** START EXERCISE INPUT **

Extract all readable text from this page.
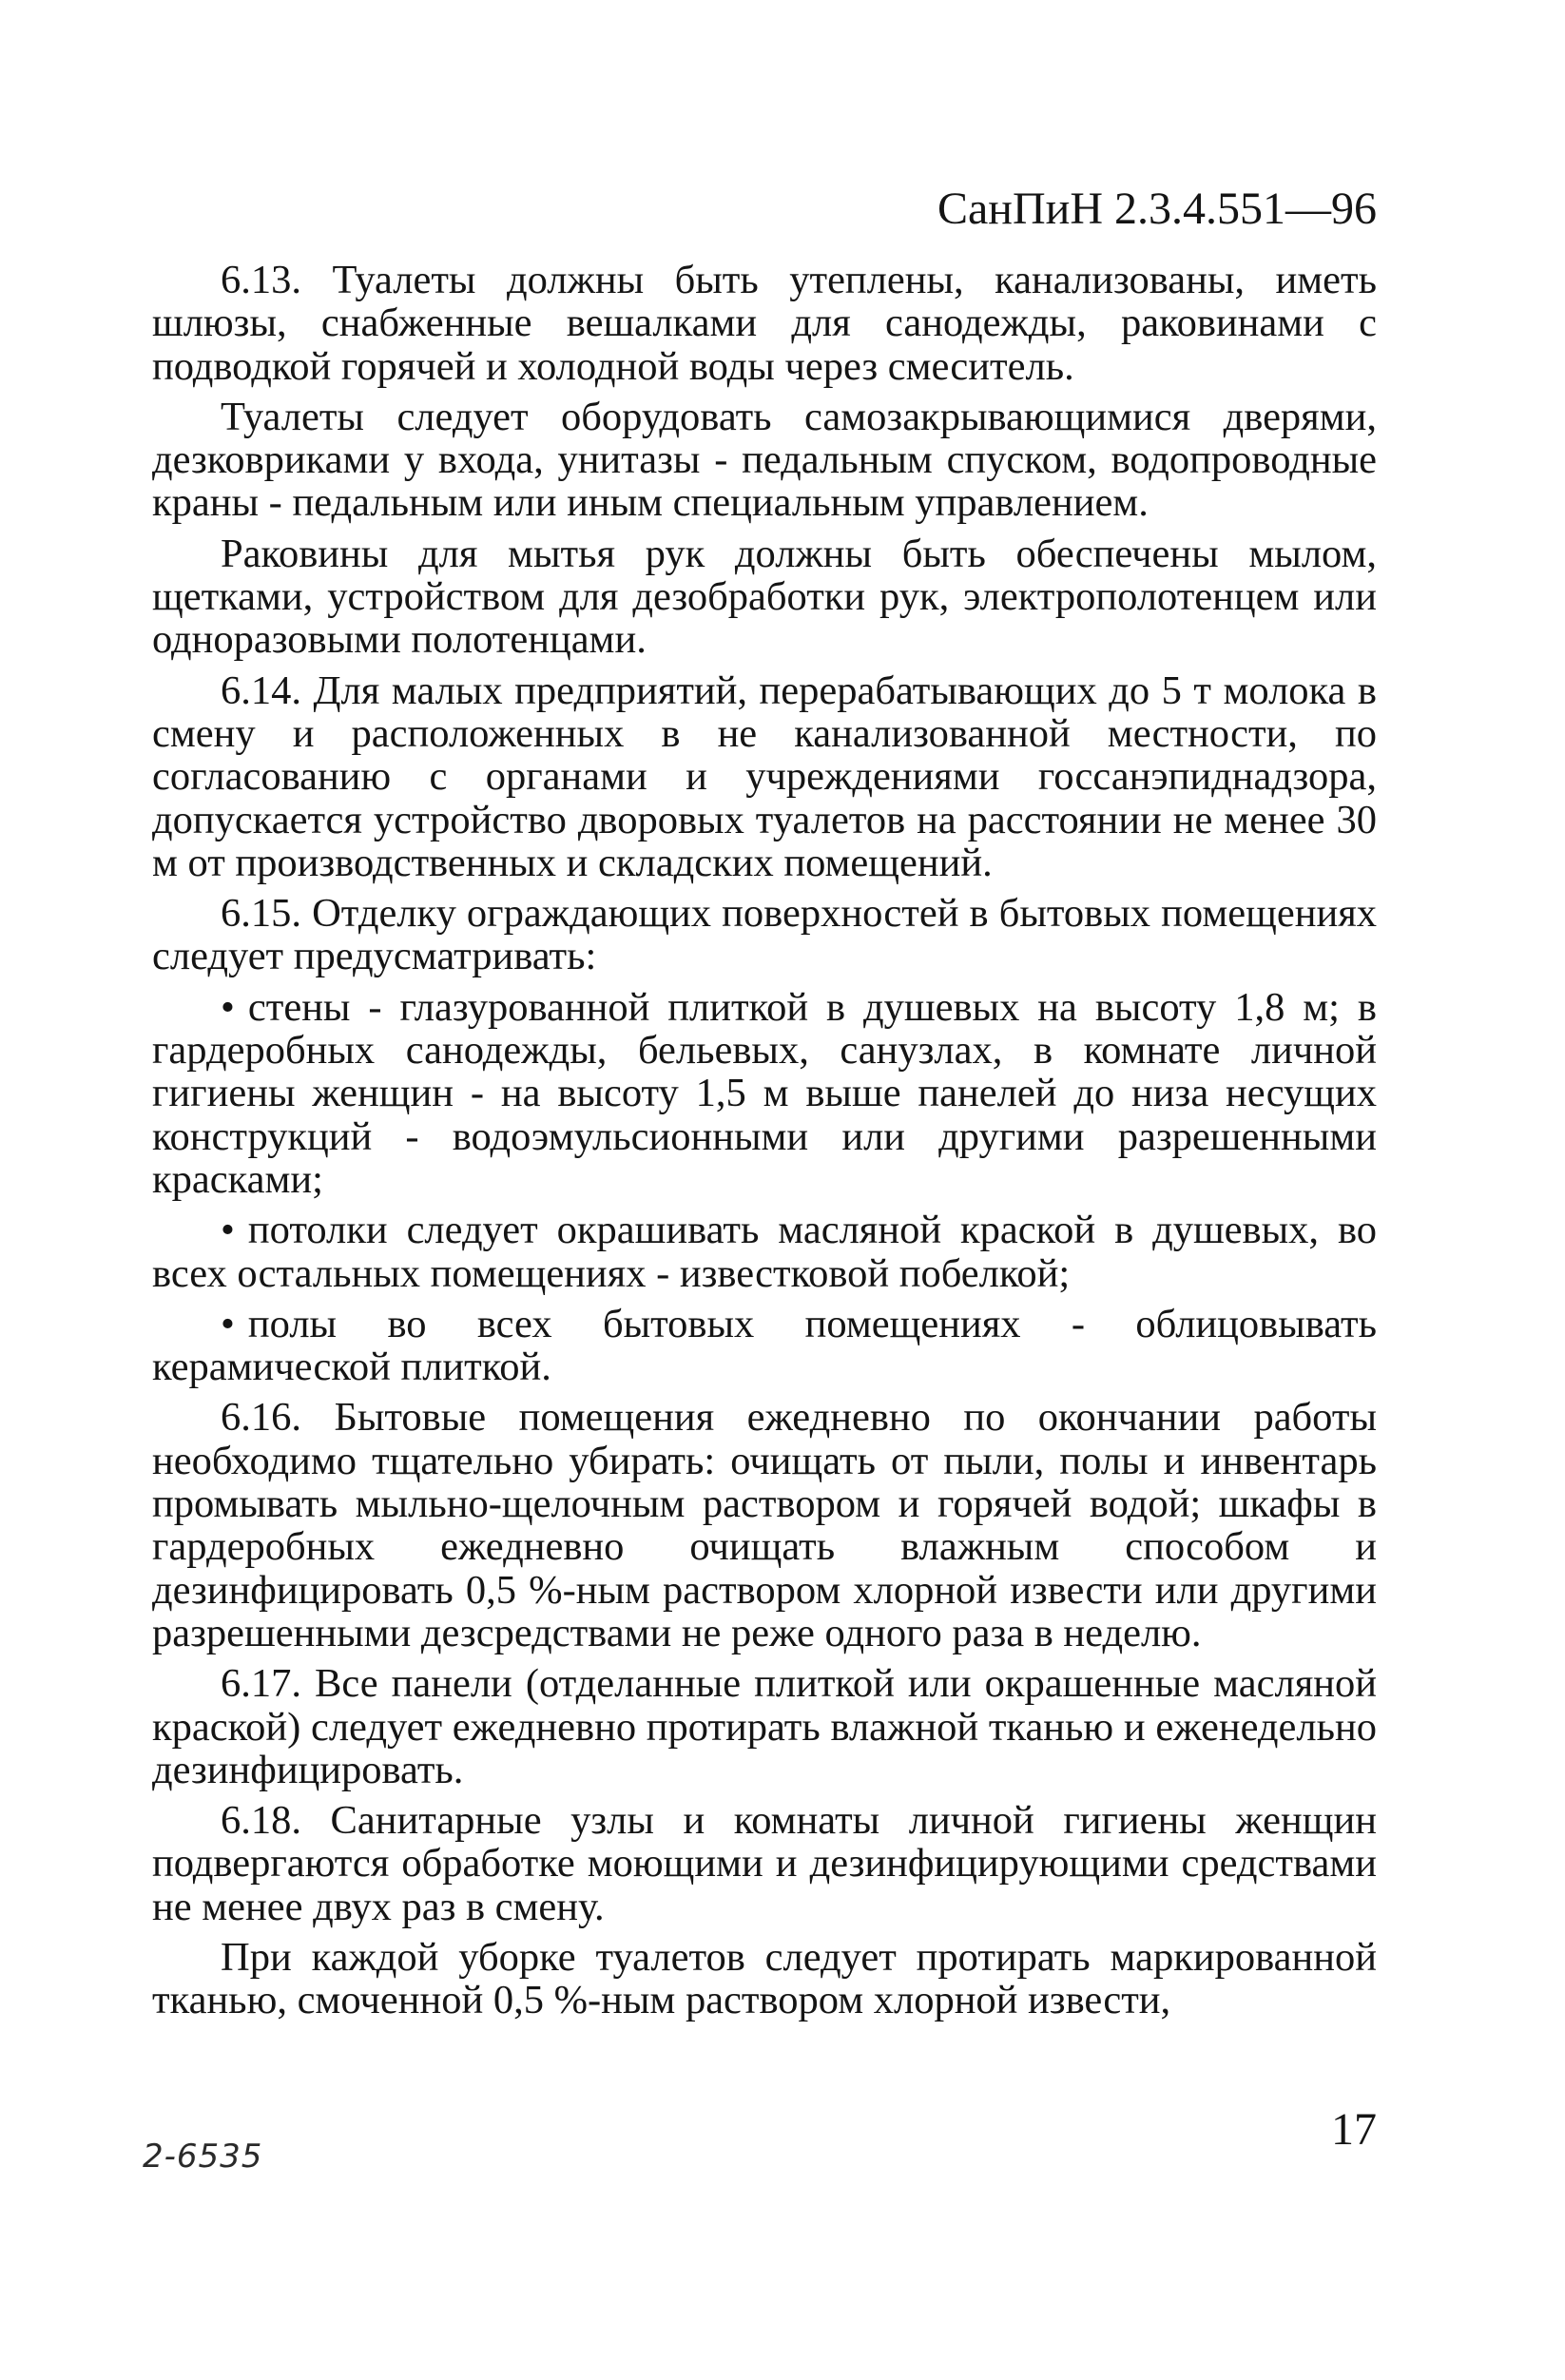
СанПиН 2.3.4.551—96

6.13. Туалеты должны быть утеплены, канализованы, иметь шлюзы, снабженные вешалками для санодежды, раковинами с подводкой горячей и холодной воды через смеситель.

Туалеты следует оборудовать самозакрывающимися дверями, дезковриками у входа, унитазы - педальным спуском, водопроводные краны - педальным или иным специальным управлением.

Раковины для мытья рук должны быть обеспечены мылом, щетками, устройством для дезобработки рук, электрополотенцем или одноразовыми полотенцами.

6.14. Для малых предприятий, перерабатывающих до 5 т молока в смену и расположенных в не канализованной местности, по согласованию с органами и учреждениями госсанэпиднадзора, допускается устройство дворовых туалетов на расстоянии не менее 30 м от производственных и складских помещений.

6.15. Отделку ограждающих поверхностей в бытовых помещениях следует предусматривать:

• стены - глазурованной плиткой в душевых на высоту 1,8 м; в гардеробных санодежды, бельевых, санузлах, в комнате личной гигиены женщин - на высоту 1,5 м выше панелей до низа несущих конструкций - водоэмульсионными или другими разрешенными красками;

• потолки следует окрашивать масляной краской в душевых, во всех остальных помещениях - известковой побелкой;

• полы во всех бытовых помещениях - облицовывать керамической плиткой.

6.16. Бытовые помещения ежедневно по окончании работы необходимо тщательно убирать: очищать от пыли, полы и инвентарь промывать мыльно-щелочным раствором и горячей водой; шкафы в гардеробных ежедневно очищать влажным способом и дезинфицировать 0,5 %-ным раствором хлорной извести или другими разрешенными дезсредствами не реже одного раза в неделю.

6.17. Все панели (отделанные плиткой или окрашенные масляной краской) следует ежедневно протирать влажной тканью и еженедельно дезинфицировать.

6.18. Санитарные узлы и комнаты личной гигиены женщин подвергаются обработке моющими и дезинфицирующими средствами не менее двух раз в смену.

При каждой уборке туалетов следует протирать маркированной тканью, смоченной 0,5 %-ным раствором хлорной извести,

17
2-6535
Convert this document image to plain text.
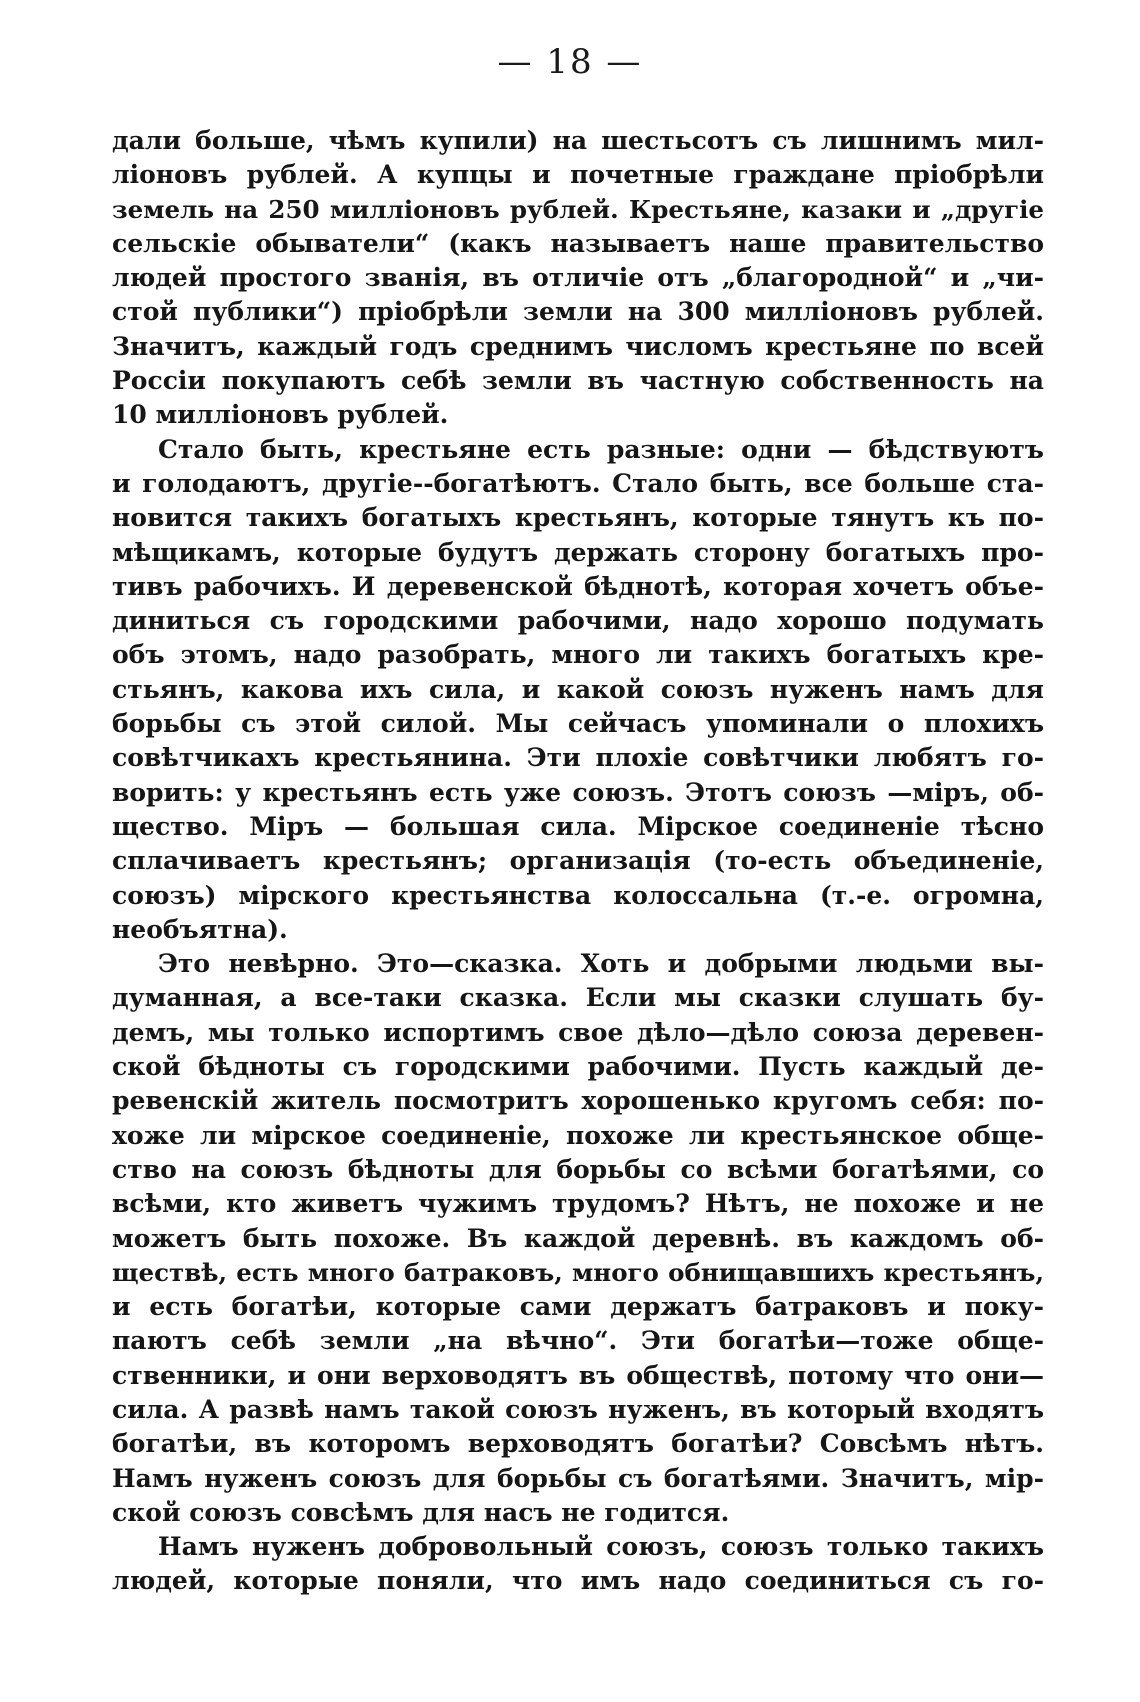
— 18 —
дали больше, чѣмъ купили) на шестьсотъ съ лишнимъ мил-
ліоновъ рублей. А купцы и почетные граждане пріобрѣли
земель на 250 милліоновъ рублей. Крестьяне, казаки и „другіе
сельскіе обыватели“ (какъ называетъ наше правительство
людей простого званія, въ отличіе отъ „благородной“ и „чи-
стой публики“) пріобрѣли земли на 300 милліоновъ рублей.
Значитъ, каждый годъ среднимъ числомъ крестьяне по всей
Россіи покупаютъ себѣ земли въ частную собственность на
10 милліоновъ рублей.
Стало быть, крестьяне есть разные: одни — бѣдствуютъ
и голодаютъ, другіе--богатѣютъ. Стало быть, все больше ста-
новится такихъ богатыхъ крестьянъ, которые тянутъ къ по-
мѣщикамъ, которые будутъ держать сторону богатыхъ про-
тивъ рабочихъ. И деревенской бѣднотѣ, которая хочетъ объе-
диниться съ городскими рабочими, надо хорошо подумать
объ этомъ, надо разобрать, много ли такихъ богатыхъ кре-
стьянъ, какова ихъ сила, и какой союзъ нуженъ намъ для
борьбы съ этой силой. Мы сейчасъ упоминали о плохихъ
совѣтчикахъ крестьянина. Эти плохіе совѣтчики любятъ го-
ворить: у крестьянъ есть уже союзъ. Этотъ союзъ —міръ, об-
щество. Міръ — большая сила. Мірское соединеніе тѣсно
сплачиваетъ крестьянъ; организація (то-есть объединеніе,
союзъ) мірского крестьянства колоссальна (т.-е. огромна,
необъятна).
Это невѣрно. Это—сказка. Хоть и добрыми людьми вы-
думанная, а все-таки сказка. Если мы сказки слушать бу-
демъ, мы только испортимъ свое дѣло—дѣло союза деревен-
ской бѣдноты съ городскими рабочими. Пусть каждый де-
ревенскій житель посмотритъ хорошенько кругомъ себя: по-
хоже ли мірское соединеніе, похоже ли крестьянское обще-
ство на союзъ бѣдноты для борьбы со всѣми богатѣями, со
всѣми, кто живетъ чужимъ трудомъ? Нѣтъ, не похоже и не
можетъ быть похоже. Въ каждой деревнѣ. въ каждомъ об-
ществѣ, есть много батраковъ, много обнищавшихъ крестьянъ,
и есть богатѣи, которые сами держатъ батраковъ и поку-
паютъ себѣ земли „на вѣчно“. Эти богатѣи—тоже обще-
ственники, и они верховодятъ въ обществѣ, потому что они—
сила. А развѣ намъ такой союзъ нуженъ, въ который входятъ
богатѣи, въ которомъ верховодятъ богатѣи? Совсѣмъ нѣтъ.
Намъ нуженъ союзъ для борьбы съ богатѣями. Значитъ, мір-
ской союзъ совсѣмъ для насъ не годится.
Намъ нуженъ добровольный союзъ, союзъ только такихъ
людей, которые поняли, что имъ надо соединиться съ го-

** END EXERCISE INPUT **

(THE TASK):
The records above need to be restated word for word, with the pictures left out.

(RESPONSE FOR THIS EXERCISE):
Extract all readable text from this page.
СанПиН 2.3.4.551—96

6.13. Туалеты должны быть утеплены, канализованы, иметь шлюзы, снабженные вешалками для санодежды, раковинами с подводкой горячей и холодной воды через смеситель.

Туалеты следует оборудовать самозакрывающимися дверями, дезковриками у входа, унитазы - педальным спуском, водопроводные краны - педальным или иным специальным управлением.

Раковины для мытья рук должны быть обеспечены мылом, щетками, устройством для дезобработки рук, электрополотенцем или одноразовыми полотенцами.

6.14. Для малых предприятий, перерабатывающих до 5 т молока в смену и расположенных в не канализованной местности, по согласованию с органами и учреждениями госсанэпиднадзора, допускается устройство дворовых туалетов на расстоянии не менее 30 м от производственных и складских помещений.

6.15. Отделку ограждающих поверхностей в бытовых помещениях следует предусматривать:

• стены - глазурованной плиткой в душевых на высоту 1,8 м; в гардеробных санодежды, бельевых, санузлах, в комнате личной гигиены женщин - на высоту 1,5 м выше панелей до низа несущих конструкций - водоэмульсионными или другими разрешенными красками;

• потолки следует окрашивать масляной краской в душевых, во всех остальных помещениях - известковой побелкой;

• полы во всех бытовых помещениях - облицовывать керамической плиткой.

6.16. Бытовые помещения ежедневно по окончании работы необходимо тщательно убирать: очищать от пыли, полы и инвентарь промывать мыльно-щелочным раствором и горячей водой; шкафы в гардеробных ежедневно очищать влажным способом и дезинфицировать 0,5 %-ным раствором хлорной извести или другими разрешенными дезсредствами не реже одного раза в неделю.

6.17. Все панели (отделанные плиткой или окрашенные масляной краской) следует ежедневно протирать влажной тканью и еженедельно дезинфицировать.

6.18. Санитарные узлы и комнаты личной гигиены женщин подвергаются обработке моющими и дезинфицирующими средствами не менее двух раз в смену.

При каждой уборке туалетов следует протирать маркированной тканью, смоченной 0,5 %-ным раствором хлорной извести,

17
2-6535
Convert this document image to plain text.
— 18 —
дали больше, чѣмъ купили) на шестьсотъ съ лишнимъ мил-
ліоновъ рублей. А купцы и почетные граждане пріобрѣли
земель на 250 милліоновъ рублей. Крестьяне, казаки и „другіе
сельскіе обыватели“ (какъ называетъ наше правительство
людей простого званія, въ отличіе отъ „благородной“ и „чи-
стой публики“) пріобрѣли земли на 300 милліоновъ рублей.
Значитъ, каждый годъ среднимъ числомъ крестьяне по всей
Россіи покупаютъ себѣ земли въ частную собственность на
10 милліоновъ рублей.
Стало быть, крестьяне есть разные: одни — бѣдствуютъ
и голодаютъ, другіе--богатѣютъ. Стало быть, все больше ста-
новится такихъ богатыхъ крестьянъ, которые тянутъ къ по-
мѣщикамъ, которые будутъ держать сторону богатыхъ про-
тивъ рабочихъ. И деревенской бѣднотѣ, которая хочетъ объе-
диниться съ городскими рабочими, надо хорошо подумать
объ этомъ, надо разобрать, много ли такихъ богатыхъ кре-
стьянъ, какова ихъ сила, и какой союзъ нуженъ намъ для
борьбы съ этой силой. Мы сейчасъ упоминали о плохихъ
совѣтчикахъ крестьянина. Эти плохіе совѣтчики любятъ го-
ворить: у крестьянъ есть уже союзъ. Этотъ союзъ —міръ, об-
щество. Міръ — большая сила. Мірское соединеніе тѣсно
сплачиваетъ крестьянъ; организація (то-есть объединеніе,
союзъ) мірского крестьянства колоссальна (т.-е. огромна,
необъятна).
Это невѣрно. Это—сказка. Хоть и добрыми людьми вы-
думанная, а все-таки сказка. Если мы сказки слушать бу-
демъ, мы только испортимъ свое дѣло—дѣло союза деревен-
ской бѣдноты съ городскими рабочими. Пусть каждый де-
ревенскій житель посмотритъ хорошенько кругомъ себя: по-
хоже ли мірское соединеніе, похоже ли крестьянское обще-
ство на союзъ бѣдноты для борьбы со всѣми богатѣями, со
всѣми, кто живетъ чужимъ трудомъ? Нѣтъ, не похоже и не
можетъ быть похоже. Въ каждой деревнѣ. въ каждомъ об-
ществѣ, есть много батраковъ, много обнищавшихъ крестьянъ,
и есть богатѣи, которые сами держатъ батраковъ и поку-
паютъ себѣ земли „на вѣчно“. Эти богатѣи—тоже обще-
ственники, и они верховодятъ въ обществѣ, потому что они—
сила. А развѣ намъ такой союзъ нуженъ, въ который входятъ
богатѣи, въ которомъ верховодятъ богатѣи? Совсѣмъ нѣтъ.
Намъ нуженъ союзъ для борьбы съ богатѣями. Значитъ, мір-
ской союзъ совсѣмъ для насъ не годится.
Намъ нуженъ добровольный союзъ, союзъ только такихъ
людей, которые поняли, что имъ надо соединиться съ го-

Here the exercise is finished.